Do this:
Determine the number of lines in these entries that hold the word "内摩擦角为". Give the number and nothing more.

Data supplied:
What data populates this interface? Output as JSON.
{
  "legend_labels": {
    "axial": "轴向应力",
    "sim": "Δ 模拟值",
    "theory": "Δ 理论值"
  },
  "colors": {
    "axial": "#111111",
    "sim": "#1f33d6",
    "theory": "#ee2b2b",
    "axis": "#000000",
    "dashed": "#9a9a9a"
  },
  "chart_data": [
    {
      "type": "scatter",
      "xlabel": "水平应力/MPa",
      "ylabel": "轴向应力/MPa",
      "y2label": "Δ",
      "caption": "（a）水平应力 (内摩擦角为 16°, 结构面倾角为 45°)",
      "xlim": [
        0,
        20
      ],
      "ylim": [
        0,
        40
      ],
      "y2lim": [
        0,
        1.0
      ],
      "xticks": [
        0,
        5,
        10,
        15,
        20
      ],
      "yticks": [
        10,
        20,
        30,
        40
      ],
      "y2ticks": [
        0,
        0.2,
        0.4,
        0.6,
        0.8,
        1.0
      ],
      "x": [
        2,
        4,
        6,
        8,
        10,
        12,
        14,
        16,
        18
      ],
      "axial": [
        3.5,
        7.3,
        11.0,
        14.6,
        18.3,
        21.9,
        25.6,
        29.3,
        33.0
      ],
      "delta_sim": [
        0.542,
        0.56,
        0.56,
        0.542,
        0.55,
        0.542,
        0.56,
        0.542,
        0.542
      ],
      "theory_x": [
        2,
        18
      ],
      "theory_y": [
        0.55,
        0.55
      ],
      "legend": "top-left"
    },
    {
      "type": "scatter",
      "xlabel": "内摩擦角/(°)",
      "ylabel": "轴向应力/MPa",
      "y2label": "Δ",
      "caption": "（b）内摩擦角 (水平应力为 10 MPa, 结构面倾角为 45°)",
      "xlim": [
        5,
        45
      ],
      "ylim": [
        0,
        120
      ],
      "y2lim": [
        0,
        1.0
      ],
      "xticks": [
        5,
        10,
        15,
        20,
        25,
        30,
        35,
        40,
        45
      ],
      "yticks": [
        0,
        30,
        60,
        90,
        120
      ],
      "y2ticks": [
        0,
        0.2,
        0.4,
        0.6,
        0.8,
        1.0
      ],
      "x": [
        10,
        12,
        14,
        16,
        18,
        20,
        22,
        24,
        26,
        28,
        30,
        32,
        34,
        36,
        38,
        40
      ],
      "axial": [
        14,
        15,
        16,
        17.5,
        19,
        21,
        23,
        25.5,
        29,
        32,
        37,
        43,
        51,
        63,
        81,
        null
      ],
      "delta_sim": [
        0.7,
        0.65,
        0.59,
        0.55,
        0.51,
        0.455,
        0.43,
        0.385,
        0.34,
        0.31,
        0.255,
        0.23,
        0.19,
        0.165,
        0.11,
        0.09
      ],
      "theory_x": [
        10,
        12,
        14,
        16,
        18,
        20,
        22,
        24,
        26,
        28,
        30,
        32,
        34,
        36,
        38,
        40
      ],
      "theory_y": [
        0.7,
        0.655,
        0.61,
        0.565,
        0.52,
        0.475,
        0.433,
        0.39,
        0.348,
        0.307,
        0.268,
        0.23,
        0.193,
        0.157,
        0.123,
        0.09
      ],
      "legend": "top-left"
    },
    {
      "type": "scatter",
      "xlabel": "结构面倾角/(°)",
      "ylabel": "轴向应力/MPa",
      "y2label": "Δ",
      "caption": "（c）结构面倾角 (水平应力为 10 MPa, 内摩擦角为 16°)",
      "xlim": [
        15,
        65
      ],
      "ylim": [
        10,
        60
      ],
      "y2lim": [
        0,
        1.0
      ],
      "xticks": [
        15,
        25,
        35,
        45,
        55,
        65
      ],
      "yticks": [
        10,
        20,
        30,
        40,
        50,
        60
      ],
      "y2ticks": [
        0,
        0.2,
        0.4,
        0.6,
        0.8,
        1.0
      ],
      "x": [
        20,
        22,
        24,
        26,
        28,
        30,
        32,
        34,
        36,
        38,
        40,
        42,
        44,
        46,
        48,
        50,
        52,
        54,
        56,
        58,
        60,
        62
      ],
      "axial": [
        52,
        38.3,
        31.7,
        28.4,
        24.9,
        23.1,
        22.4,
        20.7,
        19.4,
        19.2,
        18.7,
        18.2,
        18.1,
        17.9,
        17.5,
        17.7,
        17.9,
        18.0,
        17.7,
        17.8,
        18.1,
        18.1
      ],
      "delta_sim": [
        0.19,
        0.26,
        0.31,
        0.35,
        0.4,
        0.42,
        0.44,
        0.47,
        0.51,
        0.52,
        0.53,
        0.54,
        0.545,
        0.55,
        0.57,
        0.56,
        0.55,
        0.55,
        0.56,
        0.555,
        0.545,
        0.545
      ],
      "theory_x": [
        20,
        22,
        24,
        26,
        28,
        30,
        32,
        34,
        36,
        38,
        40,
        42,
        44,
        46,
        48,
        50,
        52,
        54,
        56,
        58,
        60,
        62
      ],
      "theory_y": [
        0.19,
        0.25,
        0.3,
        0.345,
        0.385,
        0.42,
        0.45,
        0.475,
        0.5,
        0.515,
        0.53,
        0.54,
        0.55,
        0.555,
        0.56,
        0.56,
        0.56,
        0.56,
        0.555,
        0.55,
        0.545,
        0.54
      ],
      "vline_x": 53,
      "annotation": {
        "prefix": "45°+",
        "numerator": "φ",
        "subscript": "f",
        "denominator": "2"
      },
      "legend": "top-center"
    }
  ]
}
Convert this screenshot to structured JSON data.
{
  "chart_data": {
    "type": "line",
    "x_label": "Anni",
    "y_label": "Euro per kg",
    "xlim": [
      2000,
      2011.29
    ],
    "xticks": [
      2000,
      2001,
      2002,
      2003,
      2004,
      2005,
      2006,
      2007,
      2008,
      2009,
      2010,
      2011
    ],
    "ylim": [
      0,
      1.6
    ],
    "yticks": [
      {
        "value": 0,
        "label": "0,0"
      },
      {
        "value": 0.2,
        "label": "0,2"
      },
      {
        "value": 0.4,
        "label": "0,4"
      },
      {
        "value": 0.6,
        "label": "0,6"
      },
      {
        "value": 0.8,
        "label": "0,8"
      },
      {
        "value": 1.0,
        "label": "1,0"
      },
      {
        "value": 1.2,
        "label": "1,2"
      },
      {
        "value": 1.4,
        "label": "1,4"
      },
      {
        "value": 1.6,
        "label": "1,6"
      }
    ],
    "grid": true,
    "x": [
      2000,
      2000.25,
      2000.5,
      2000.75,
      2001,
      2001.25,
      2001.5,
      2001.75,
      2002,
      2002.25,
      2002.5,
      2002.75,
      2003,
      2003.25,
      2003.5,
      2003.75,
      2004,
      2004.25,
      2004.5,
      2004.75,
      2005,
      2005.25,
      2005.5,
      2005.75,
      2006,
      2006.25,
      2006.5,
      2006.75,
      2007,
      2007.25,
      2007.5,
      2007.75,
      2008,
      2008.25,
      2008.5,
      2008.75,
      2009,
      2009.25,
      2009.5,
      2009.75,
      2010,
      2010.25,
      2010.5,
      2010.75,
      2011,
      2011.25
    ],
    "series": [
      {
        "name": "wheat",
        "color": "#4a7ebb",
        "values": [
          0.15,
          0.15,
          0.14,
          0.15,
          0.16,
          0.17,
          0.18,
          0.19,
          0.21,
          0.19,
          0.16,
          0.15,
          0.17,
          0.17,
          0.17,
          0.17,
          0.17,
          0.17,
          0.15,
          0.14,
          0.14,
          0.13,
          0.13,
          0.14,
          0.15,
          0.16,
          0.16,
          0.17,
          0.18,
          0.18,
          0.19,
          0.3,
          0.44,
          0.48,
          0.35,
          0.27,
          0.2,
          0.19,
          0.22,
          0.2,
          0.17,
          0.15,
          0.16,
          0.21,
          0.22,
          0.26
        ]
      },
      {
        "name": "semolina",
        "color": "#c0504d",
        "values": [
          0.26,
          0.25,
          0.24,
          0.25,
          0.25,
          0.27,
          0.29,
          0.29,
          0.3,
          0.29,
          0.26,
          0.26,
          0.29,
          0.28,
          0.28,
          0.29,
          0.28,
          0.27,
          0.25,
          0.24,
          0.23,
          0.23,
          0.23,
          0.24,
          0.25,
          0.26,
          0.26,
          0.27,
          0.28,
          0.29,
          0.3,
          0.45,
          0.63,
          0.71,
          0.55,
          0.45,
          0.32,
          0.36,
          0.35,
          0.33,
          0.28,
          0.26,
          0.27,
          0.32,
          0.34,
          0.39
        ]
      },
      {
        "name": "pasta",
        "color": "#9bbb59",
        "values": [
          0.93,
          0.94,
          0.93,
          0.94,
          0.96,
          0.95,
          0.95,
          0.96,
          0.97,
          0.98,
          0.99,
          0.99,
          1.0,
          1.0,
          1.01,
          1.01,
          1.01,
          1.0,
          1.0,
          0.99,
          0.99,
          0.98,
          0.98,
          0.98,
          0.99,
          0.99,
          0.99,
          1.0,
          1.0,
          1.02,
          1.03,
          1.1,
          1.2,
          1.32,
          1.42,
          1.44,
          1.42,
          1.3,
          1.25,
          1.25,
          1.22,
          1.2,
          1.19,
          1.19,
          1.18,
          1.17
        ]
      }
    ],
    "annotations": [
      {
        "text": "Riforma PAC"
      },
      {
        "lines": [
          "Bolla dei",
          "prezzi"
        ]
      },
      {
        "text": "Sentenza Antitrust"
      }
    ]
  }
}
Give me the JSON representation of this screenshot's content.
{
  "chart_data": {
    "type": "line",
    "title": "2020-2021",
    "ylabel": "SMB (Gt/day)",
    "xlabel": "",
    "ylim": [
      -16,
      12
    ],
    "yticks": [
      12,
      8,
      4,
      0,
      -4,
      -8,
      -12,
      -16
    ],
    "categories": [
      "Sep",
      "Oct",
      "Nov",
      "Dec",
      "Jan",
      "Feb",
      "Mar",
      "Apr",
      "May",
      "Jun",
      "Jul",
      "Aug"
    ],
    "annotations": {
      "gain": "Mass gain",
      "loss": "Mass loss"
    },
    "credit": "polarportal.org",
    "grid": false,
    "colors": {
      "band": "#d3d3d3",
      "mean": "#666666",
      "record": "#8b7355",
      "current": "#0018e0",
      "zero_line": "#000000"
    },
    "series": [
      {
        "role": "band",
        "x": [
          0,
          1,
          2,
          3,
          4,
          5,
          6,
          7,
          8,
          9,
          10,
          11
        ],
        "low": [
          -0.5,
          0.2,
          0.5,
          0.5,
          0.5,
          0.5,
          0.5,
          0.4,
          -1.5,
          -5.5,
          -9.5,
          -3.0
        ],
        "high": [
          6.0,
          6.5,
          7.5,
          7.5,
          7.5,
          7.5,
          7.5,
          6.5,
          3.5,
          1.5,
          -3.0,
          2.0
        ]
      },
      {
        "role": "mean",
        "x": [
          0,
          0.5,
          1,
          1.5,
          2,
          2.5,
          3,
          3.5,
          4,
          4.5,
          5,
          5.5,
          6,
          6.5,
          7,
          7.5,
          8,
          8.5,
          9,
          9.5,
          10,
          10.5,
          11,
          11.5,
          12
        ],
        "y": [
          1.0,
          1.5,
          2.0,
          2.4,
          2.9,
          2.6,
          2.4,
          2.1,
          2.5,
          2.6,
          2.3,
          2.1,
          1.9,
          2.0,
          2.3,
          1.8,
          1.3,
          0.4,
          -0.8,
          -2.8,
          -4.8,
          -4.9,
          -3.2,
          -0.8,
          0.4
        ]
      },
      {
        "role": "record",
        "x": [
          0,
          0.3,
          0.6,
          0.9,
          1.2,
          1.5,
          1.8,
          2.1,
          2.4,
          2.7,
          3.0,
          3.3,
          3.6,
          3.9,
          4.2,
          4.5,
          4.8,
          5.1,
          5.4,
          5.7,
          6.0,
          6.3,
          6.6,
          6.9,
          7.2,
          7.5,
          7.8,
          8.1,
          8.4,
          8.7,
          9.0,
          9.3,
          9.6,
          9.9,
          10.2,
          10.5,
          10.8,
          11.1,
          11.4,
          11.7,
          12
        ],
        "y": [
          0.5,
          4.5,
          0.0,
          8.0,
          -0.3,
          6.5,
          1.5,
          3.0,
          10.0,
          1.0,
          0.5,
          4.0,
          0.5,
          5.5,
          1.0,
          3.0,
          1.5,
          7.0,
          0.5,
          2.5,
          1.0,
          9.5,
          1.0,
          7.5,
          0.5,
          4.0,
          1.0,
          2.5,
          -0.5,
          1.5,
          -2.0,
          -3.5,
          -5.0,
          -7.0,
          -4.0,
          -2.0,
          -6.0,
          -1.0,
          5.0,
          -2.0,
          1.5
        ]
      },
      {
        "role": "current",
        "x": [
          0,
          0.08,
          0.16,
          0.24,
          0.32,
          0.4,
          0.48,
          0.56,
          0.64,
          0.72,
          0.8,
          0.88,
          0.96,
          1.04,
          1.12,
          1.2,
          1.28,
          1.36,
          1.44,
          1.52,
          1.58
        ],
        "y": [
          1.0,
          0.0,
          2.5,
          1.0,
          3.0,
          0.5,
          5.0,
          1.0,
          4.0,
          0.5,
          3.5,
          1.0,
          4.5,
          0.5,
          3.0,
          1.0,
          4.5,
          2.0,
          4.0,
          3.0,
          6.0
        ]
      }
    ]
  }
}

Reply to the exercise:
2